BEGIN

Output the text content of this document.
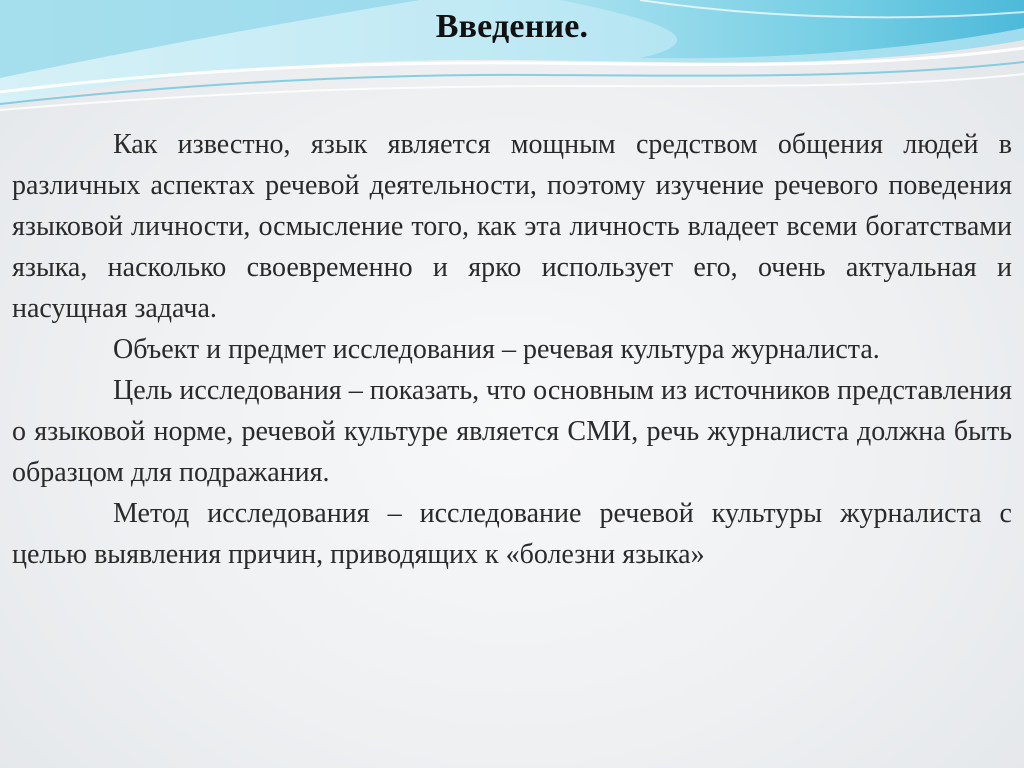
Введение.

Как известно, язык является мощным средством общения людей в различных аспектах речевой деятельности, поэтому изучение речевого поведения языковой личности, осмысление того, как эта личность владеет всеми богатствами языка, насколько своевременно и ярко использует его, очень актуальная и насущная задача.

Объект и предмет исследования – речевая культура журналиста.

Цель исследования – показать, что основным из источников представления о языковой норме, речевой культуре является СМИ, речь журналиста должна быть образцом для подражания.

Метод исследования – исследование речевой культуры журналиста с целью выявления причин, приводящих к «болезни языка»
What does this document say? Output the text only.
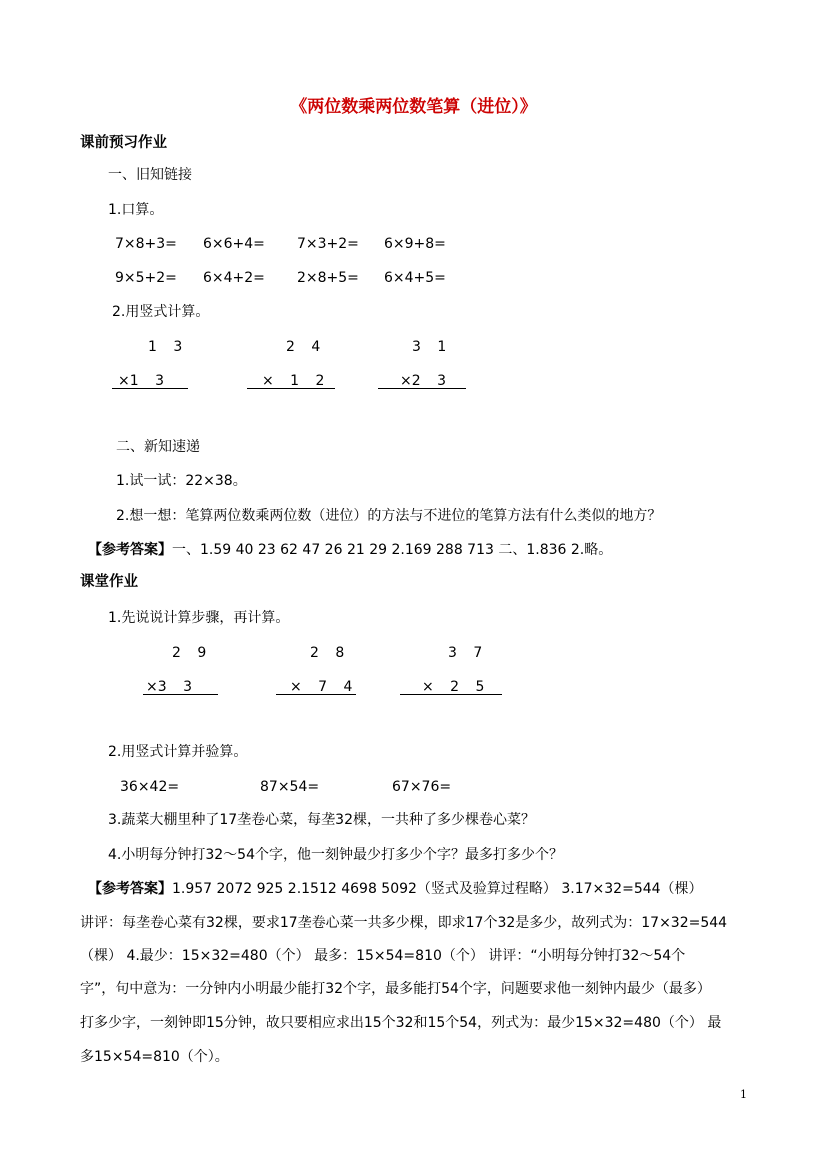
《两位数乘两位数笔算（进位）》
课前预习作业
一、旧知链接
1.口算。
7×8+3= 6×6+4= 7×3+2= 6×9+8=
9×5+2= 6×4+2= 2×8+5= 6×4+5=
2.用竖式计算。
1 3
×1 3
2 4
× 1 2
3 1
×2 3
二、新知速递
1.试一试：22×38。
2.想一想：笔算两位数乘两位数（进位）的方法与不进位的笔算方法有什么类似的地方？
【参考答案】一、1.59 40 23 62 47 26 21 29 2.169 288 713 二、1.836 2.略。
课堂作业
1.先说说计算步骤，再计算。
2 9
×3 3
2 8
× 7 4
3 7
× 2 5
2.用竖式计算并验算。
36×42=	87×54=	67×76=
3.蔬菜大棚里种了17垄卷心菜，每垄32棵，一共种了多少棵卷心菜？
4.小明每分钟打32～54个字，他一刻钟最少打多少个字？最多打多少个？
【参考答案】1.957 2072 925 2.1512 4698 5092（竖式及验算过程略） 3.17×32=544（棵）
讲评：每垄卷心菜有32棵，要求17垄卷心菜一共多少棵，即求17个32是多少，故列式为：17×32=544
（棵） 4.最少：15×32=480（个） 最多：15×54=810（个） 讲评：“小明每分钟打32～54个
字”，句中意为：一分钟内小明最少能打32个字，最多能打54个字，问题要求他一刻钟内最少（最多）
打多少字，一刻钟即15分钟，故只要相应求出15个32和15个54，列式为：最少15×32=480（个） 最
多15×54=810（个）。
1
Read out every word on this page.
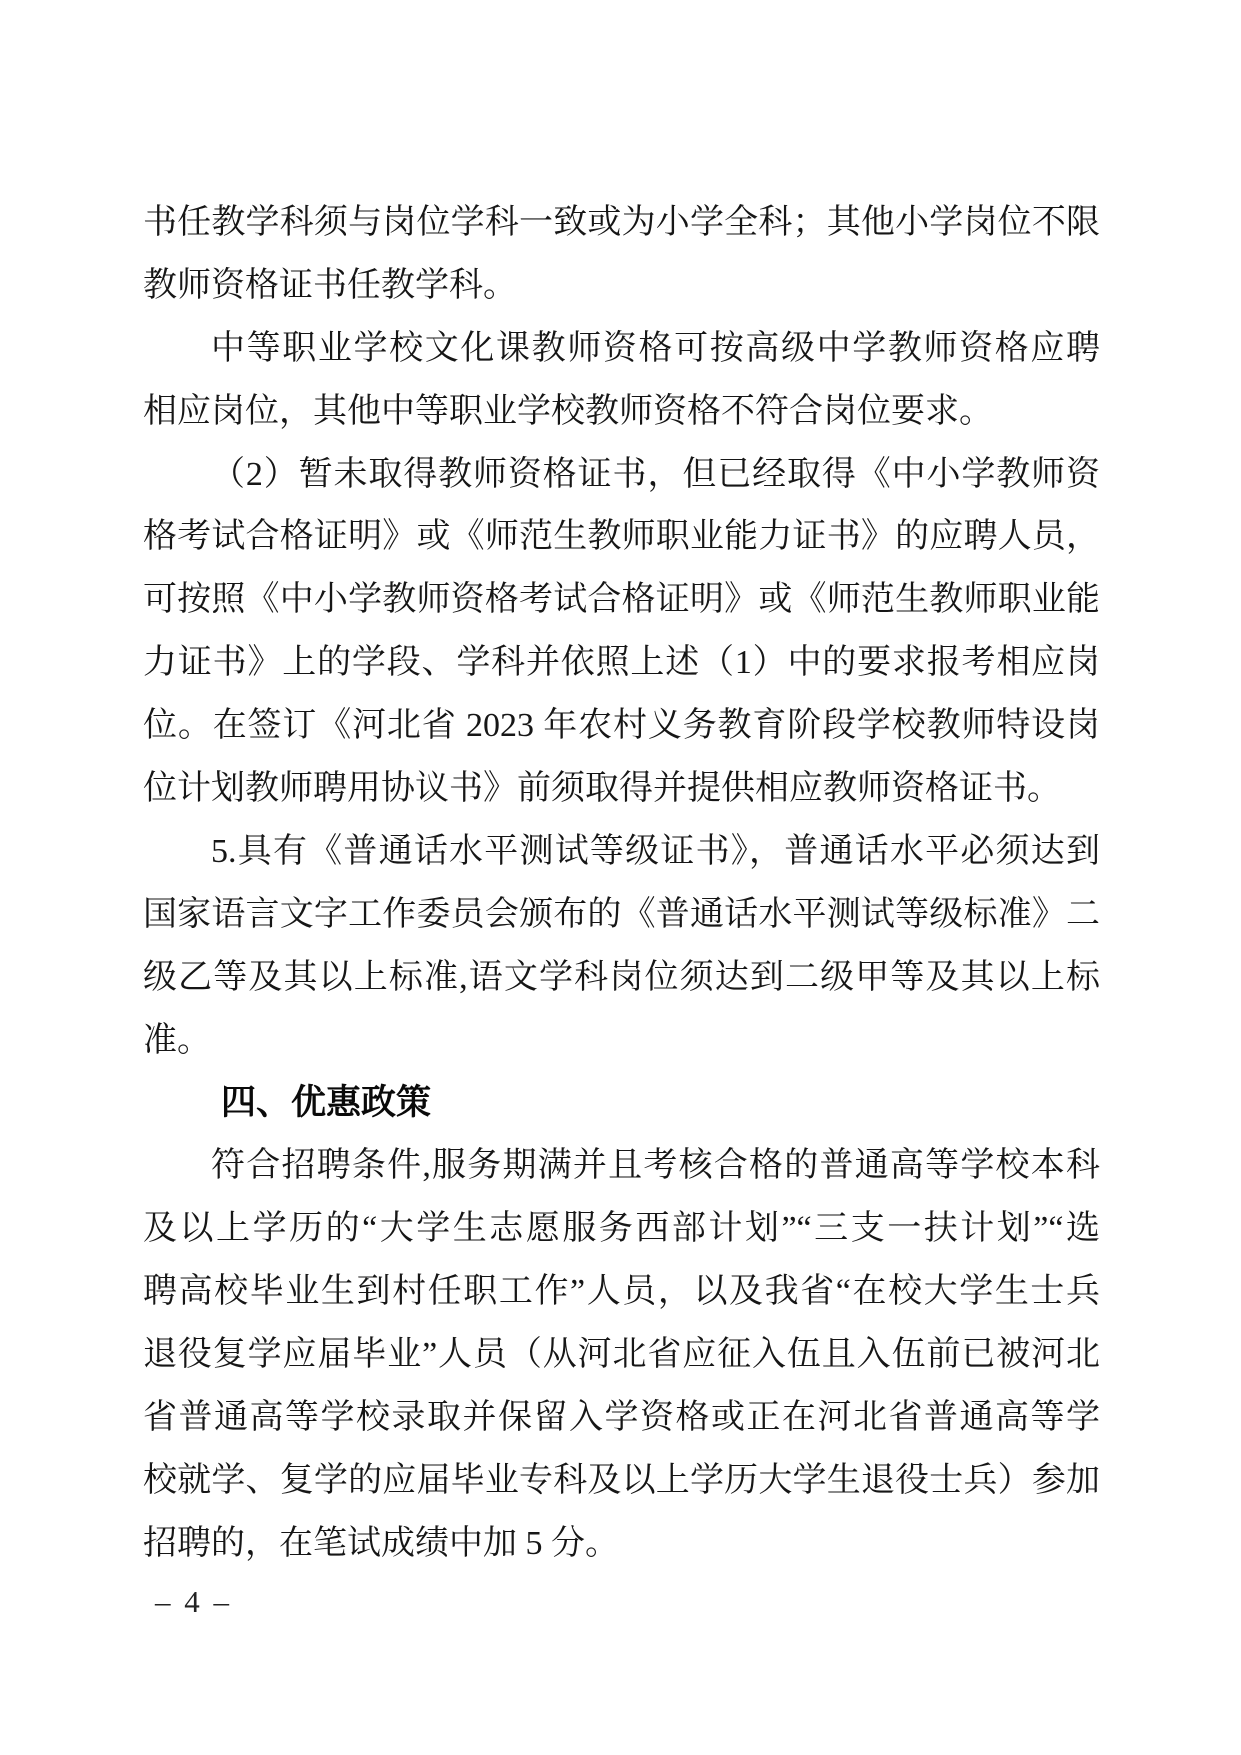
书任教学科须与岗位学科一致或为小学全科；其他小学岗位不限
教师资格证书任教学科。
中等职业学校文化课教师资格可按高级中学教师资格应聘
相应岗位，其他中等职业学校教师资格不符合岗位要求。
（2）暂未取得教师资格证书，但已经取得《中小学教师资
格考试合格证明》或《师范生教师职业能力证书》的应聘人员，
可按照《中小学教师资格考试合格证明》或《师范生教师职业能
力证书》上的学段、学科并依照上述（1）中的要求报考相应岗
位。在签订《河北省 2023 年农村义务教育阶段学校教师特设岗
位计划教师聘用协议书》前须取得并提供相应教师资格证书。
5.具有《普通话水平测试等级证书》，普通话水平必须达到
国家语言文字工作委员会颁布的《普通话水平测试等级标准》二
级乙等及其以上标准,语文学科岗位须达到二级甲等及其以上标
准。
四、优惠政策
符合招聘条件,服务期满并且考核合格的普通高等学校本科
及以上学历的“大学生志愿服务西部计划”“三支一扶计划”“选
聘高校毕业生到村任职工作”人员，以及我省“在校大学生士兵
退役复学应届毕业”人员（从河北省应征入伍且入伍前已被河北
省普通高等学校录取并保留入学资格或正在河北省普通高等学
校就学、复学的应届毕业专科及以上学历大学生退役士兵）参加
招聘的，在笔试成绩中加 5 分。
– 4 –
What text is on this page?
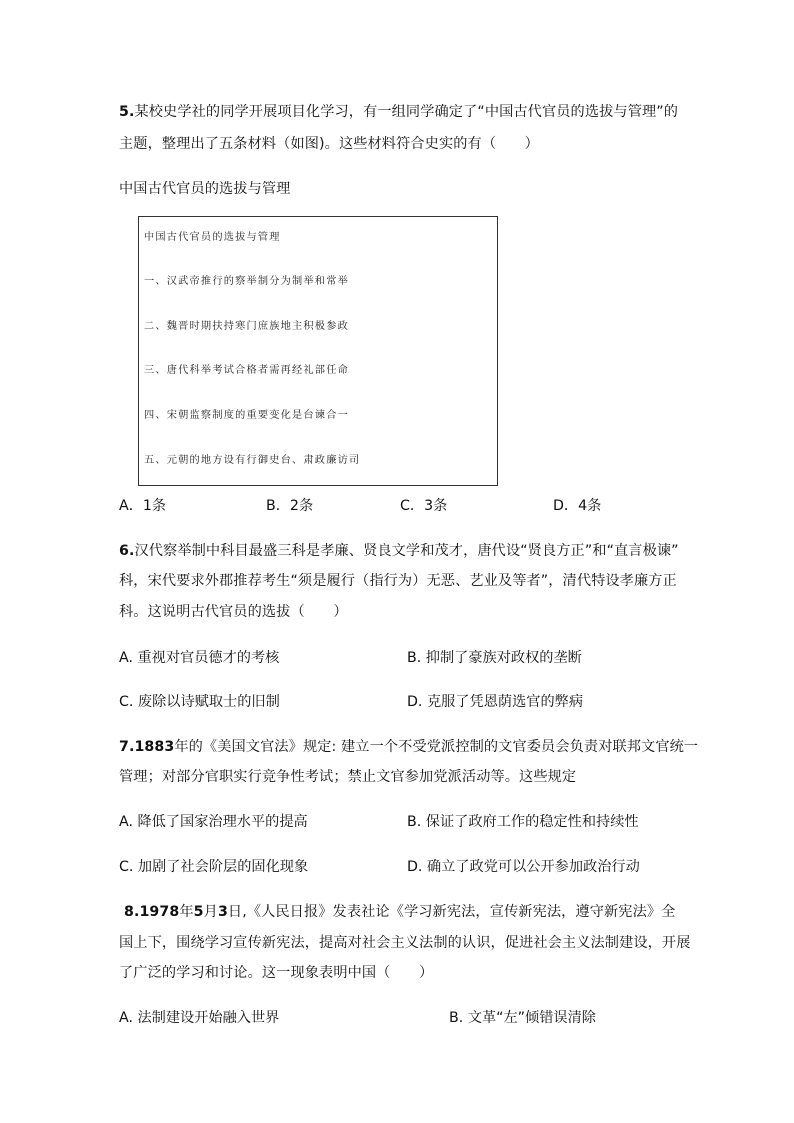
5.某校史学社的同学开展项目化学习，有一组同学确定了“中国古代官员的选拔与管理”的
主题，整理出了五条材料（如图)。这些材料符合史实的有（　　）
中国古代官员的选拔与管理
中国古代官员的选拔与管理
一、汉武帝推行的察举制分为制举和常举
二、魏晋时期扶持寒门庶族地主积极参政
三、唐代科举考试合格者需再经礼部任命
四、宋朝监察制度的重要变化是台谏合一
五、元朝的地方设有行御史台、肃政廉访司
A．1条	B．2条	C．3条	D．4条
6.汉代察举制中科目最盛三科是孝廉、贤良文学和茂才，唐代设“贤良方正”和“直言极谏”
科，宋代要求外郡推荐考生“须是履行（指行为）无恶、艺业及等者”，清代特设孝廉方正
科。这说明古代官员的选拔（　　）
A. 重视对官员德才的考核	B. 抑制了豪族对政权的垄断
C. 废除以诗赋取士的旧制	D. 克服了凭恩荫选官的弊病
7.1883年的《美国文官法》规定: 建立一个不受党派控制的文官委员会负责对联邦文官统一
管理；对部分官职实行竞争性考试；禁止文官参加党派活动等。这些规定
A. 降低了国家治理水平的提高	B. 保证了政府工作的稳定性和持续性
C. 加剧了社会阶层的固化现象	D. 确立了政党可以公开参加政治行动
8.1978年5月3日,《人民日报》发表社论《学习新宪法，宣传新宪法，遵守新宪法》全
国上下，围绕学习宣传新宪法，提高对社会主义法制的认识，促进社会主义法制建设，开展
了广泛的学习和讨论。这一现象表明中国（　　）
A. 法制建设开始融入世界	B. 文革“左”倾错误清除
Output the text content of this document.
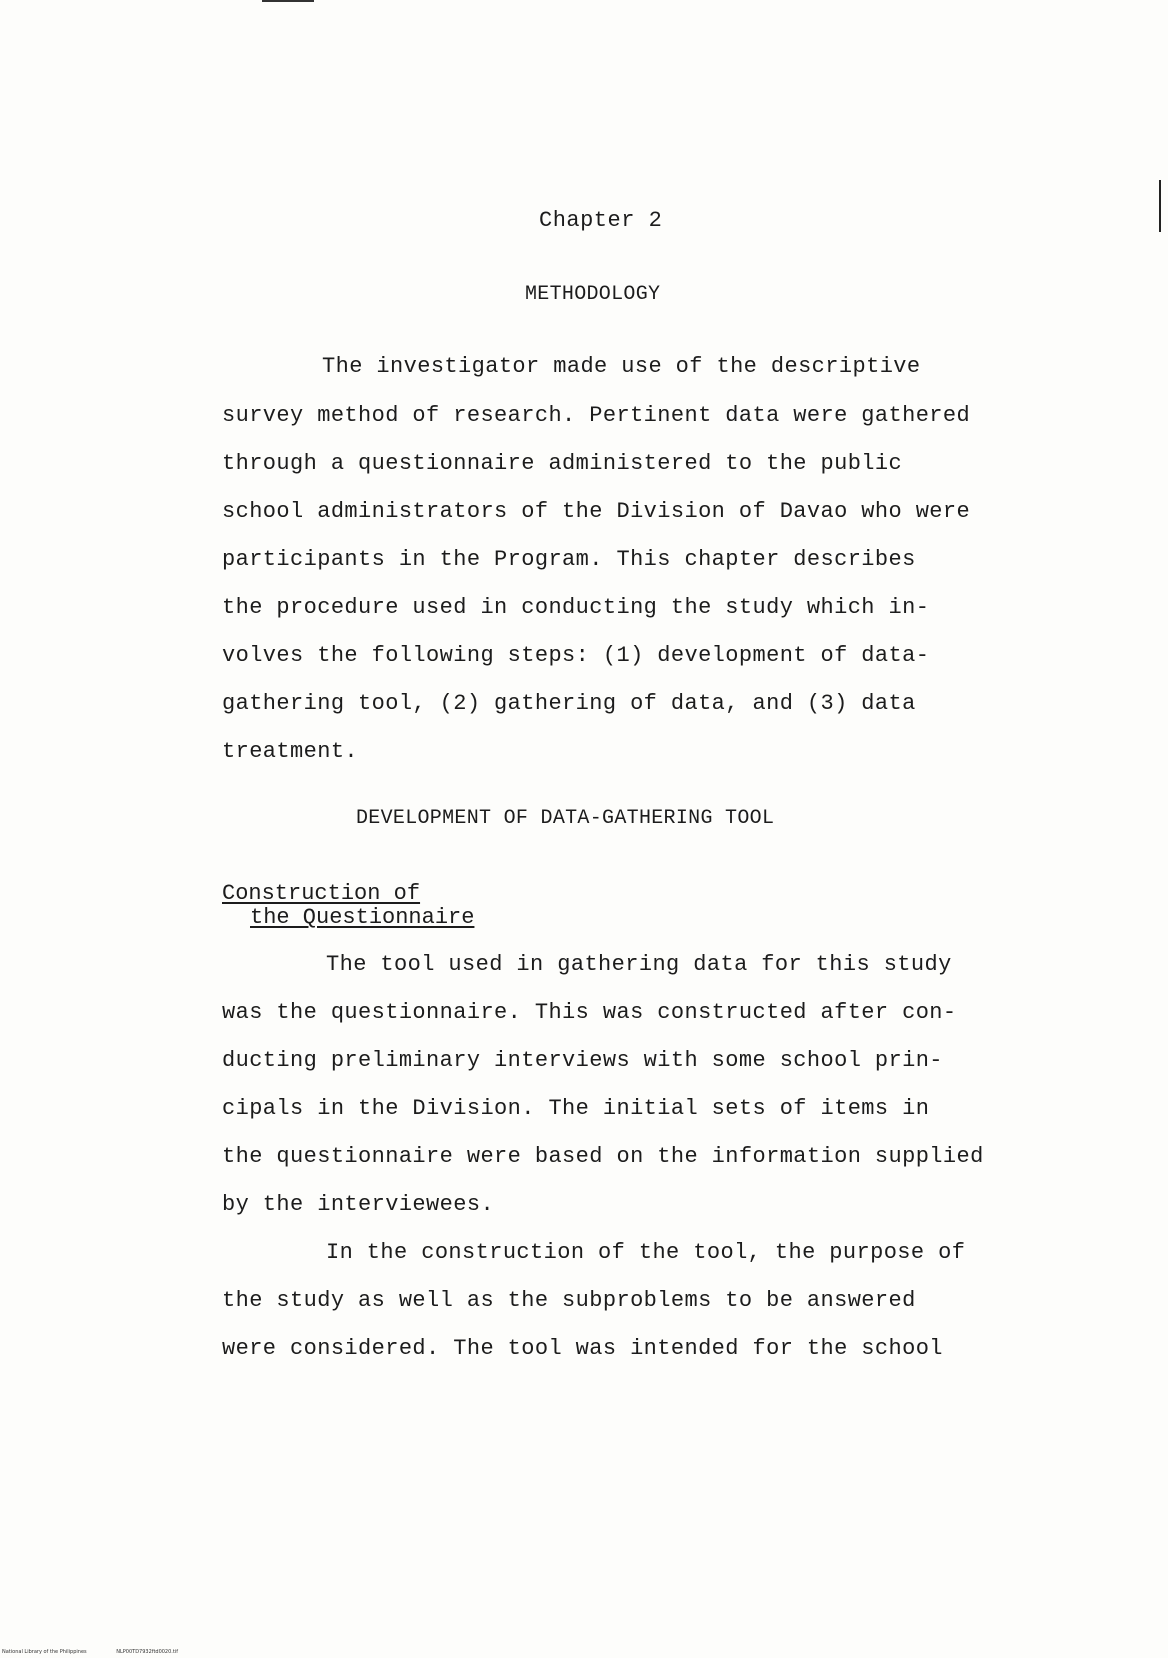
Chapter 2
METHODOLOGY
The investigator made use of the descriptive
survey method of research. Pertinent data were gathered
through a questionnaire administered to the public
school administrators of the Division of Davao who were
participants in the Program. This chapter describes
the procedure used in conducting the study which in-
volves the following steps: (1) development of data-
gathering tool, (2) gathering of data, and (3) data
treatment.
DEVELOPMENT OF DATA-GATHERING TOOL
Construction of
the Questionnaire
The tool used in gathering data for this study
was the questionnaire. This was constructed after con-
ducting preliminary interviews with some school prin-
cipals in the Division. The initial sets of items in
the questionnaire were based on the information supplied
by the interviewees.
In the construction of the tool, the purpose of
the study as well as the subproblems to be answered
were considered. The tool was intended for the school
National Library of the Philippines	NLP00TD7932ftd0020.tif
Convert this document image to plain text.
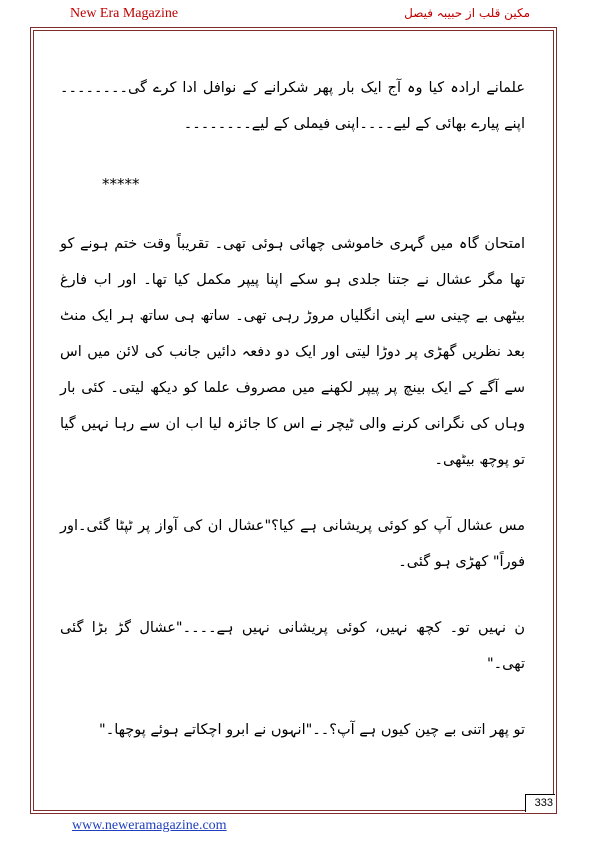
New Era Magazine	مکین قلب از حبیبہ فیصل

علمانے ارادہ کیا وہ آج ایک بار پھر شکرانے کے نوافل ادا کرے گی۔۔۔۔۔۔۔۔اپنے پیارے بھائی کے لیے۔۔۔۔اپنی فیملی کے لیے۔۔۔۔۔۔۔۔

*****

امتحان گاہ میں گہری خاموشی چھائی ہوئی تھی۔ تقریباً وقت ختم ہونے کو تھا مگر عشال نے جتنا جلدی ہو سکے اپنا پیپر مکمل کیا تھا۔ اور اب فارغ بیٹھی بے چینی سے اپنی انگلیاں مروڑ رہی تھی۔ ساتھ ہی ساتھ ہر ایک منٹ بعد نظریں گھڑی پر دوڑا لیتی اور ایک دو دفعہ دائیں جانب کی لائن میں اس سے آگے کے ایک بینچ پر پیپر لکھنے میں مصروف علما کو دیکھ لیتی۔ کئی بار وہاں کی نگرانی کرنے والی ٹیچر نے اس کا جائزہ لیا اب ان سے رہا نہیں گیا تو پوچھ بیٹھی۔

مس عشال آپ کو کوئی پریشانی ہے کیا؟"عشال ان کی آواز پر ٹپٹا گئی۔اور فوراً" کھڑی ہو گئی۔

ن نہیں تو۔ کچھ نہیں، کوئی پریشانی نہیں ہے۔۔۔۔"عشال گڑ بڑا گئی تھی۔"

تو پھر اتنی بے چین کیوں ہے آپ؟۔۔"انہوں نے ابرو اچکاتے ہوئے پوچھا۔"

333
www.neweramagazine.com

END

**TASK STATEMENT:** Copy each line of the listing in which the word "پریشانی" can be found.

**EXPECTED ANSWER:**
مس عشال آپ کو کوئی پریشانی ہے کیا؟"عشال ان کی آواز پر ٹپٹا گئی۔اور فوراً" کھڑی ہو گئی۔
ن نہیں تو۔ کچھ نہیں، کوئی پریشانی نہیں ہے۔۔۔۔"عشال گڑ بڑا گئی تھی۔"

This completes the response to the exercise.